### Work to do
Search the listing for "much" and copy every line where it appears.

Saved data entries:
** start **

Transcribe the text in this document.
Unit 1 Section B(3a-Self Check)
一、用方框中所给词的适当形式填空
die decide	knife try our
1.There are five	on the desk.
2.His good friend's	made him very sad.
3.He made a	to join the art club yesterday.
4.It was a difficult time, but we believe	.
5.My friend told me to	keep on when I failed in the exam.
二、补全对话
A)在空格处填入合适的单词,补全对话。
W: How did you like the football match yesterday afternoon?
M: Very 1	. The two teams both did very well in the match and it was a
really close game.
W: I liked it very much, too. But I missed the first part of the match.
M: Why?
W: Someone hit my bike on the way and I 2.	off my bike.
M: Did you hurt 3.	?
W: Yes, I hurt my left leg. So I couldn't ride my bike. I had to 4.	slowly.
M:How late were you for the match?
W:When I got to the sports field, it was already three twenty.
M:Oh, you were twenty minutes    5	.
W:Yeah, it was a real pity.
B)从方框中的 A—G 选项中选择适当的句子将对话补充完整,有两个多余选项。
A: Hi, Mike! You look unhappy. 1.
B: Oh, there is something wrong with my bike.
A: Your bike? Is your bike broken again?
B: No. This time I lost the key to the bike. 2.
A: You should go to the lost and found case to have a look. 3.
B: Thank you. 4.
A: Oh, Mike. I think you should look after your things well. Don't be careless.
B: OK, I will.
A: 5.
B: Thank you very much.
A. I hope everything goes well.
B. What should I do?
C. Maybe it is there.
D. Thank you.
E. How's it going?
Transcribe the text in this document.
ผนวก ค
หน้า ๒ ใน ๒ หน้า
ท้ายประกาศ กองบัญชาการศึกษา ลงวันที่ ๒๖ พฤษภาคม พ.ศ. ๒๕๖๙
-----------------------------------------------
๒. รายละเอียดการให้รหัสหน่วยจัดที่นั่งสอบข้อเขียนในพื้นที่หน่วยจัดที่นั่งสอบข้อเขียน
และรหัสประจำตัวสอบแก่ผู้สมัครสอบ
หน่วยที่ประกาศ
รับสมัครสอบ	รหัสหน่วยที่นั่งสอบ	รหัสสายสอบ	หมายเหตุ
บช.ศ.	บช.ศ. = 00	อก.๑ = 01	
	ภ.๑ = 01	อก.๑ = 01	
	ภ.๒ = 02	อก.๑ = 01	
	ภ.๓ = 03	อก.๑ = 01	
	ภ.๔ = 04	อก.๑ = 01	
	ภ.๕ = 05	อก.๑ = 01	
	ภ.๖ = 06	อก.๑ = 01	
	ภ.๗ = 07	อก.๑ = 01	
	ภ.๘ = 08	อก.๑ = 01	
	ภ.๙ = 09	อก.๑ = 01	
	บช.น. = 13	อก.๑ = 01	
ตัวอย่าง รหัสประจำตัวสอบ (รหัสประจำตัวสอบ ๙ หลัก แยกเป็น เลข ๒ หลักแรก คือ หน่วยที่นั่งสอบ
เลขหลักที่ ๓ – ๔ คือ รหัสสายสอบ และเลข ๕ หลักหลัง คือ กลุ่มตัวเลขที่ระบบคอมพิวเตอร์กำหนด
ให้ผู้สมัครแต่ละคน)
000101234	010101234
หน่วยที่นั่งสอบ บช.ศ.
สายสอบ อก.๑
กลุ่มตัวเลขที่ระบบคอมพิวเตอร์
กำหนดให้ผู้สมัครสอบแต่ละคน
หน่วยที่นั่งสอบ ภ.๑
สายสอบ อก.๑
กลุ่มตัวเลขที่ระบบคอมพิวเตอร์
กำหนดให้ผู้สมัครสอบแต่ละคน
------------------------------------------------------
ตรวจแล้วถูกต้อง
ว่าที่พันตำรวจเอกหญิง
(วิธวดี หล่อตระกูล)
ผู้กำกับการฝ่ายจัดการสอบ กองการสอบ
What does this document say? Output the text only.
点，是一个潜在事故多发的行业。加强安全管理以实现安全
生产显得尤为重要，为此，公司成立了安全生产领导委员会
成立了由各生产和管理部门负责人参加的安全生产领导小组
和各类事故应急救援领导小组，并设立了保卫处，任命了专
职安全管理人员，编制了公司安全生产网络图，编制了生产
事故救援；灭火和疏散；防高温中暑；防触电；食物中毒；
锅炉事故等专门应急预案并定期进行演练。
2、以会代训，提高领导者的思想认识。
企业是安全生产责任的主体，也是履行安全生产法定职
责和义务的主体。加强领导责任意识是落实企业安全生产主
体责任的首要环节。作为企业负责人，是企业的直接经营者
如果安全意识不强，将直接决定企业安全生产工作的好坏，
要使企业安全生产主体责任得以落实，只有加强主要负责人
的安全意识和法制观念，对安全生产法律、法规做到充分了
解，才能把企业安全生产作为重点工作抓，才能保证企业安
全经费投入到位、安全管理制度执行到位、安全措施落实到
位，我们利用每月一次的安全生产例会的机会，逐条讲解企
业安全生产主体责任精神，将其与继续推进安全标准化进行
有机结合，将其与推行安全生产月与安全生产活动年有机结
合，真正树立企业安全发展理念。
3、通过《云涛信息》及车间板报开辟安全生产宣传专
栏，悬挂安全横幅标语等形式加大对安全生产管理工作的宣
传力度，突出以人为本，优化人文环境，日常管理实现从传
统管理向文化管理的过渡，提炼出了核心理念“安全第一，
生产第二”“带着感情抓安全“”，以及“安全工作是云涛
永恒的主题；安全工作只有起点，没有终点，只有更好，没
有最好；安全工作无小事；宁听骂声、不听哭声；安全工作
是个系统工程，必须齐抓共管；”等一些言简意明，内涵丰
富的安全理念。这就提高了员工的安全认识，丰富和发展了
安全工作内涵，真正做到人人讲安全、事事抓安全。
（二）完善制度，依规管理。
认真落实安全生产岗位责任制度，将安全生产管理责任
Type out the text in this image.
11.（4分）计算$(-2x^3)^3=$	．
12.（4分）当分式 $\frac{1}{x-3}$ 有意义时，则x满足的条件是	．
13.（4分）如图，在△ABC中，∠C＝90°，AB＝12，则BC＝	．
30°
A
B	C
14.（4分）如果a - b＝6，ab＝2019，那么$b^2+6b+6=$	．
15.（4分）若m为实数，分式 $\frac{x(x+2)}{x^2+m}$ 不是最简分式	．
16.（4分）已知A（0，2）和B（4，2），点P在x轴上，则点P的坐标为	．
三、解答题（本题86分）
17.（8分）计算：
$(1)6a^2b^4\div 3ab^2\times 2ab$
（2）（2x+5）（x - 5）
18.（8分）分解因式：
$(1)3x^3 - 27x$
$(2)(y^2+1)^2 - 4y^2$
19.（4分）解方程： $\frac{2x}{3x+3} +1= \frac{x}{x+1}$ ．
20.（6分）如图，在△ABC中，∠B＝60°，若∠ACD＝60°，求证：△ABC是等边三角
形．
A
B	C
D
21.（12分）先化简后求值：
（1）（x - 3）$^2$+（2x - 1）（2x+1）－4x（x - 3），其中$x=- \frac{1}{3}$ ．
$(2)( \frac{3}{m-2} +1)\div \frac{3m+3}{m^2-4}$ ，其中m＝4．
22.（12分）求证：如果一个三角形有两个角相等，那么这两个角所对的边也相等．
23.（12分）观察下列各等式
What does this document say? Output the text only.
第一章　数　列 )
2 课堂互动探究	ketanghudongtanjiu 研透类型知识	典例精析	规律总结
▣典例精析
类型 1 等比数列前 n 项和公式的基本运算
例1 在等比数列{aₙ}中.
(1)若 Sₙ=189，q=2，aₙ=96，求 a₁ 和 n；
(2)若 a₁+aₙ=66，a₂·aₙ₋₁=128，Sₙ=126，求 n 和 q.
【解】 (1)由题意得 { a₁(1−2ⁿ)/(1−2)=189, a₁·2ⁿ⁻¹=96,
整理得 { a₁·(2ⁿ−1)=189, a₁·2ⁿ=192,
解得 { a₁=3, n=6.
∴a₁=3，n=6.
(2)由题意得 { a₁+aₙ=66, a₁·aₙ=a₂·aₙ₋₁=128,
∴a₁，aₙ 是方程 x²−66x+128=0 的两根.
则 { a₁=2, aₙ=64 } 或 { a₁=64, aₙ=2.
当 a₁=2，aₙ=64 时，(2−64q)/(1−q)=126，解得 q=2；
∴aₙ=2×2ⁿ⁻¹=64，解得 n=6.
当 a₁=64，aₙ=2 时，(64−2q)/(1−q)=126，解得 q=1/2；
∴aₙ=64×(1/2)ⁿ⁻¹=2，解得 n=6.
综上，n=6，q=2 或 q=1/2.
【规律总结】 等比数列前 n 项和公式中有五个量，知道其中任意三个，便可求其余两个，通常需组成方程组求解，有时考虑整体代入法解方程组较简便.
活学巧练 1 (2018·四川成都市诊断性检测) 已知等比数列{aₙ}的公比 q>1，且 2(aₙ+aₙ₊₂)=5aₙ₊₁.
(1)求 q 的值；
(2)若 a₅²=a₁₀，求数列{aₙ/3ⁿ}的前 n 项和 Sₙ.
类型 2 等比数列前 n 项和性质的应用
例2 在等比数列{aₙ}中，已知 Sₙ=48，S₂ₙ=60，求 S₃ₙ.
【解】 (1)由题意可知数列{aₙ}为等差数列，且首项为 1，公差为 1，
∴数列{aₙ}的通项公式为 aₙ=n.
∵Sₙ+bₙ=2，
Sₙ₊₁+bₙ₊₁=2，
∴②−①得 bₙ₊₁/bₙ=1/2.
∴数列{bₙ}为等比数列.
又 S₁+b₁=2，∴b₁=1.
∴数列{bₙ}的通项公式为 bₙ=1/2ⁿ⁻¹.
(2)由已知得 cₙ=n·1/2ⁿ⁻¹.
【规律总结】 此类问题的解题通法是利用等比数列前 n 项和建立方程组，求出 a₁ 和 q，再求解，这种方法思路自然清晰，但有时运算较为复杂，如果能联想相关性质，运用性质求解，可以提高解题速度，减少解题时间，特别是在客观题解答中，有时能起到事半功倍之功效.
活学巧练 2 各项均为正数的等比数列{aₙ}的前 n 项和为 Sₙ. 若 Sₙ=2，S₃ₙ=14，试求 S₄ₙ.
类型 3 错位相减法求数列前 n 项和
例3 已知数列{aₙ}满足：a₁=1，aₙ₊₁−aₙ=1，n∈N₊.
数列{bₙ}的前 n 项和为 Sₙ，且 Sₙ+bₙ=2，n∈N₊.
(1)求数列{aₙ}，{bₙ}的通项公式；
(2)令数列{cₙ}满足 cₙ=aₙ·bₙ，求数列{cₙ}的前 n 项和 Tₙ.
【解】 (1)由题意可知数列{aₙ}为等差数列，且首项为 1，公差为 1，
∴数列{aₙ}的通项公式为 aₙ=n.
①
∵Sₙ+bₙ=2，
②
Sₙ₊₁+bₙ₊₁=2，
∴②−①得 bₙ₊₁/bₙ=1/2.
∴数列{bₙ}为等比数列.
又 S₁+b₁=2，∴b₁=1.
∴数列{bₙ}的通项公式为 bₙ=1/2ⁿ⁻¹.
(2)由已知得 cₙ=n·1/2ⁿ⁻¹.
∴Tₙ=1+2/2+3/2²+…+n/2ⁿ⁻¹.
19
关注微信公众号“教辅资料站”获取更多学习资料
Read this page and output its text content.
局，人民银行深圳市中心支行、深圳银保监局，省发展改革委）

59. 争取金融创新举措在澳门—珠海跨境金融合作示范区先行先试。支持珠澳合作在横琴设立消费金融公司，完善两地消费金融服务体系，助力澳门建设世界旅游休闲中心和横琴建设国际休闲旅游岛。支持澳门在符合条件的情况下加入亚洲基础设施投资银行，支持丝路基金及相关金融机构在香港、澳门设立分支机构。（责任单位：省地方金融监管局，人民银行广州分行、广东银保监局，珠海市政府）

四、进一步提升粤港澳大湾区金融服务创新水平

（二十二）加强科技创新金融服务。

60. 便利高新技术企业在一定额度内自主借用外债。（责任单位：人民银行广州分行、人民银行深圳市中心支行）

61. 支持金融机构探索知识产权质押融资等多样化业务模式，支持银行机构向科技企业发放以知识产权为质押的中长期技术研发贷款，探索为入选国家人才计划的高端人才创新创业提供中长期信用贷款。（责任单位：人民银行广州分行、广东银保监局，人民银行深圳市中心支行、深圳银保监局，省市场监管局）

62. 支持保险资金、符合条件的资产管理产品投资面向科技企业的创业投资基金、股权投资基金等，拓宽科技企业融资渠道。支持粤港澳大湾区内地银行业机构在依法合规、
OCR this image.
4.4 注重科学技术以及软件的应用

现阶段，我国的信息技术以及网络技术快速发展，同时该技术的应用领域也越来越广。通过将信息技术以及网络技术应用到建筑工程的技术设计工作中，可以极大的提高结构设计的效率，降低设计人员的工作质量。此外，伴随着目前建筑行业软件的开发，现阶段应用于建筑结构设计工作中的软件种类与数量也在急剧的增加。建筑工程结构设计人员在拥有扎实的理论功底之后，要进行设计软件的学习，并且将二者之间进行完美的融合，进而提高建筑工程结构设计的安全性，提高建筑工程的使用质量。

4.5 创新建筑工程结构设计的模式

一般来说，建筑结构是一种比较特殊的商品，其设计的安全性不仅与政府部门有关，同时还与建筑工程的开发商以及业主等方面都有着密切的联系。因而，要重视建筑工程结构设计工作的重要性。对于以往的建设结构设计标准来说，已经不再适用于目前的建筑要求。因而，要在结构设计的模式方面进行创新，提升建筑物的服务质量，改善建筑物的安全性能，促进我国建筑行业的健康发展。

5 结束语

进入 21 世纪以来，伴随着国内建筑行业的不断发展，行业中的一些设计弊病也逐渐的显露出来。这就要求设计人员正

** end **

### Written answer
W: I liked it very much, too. But I missed the first part of the match.
B: Thank you very much.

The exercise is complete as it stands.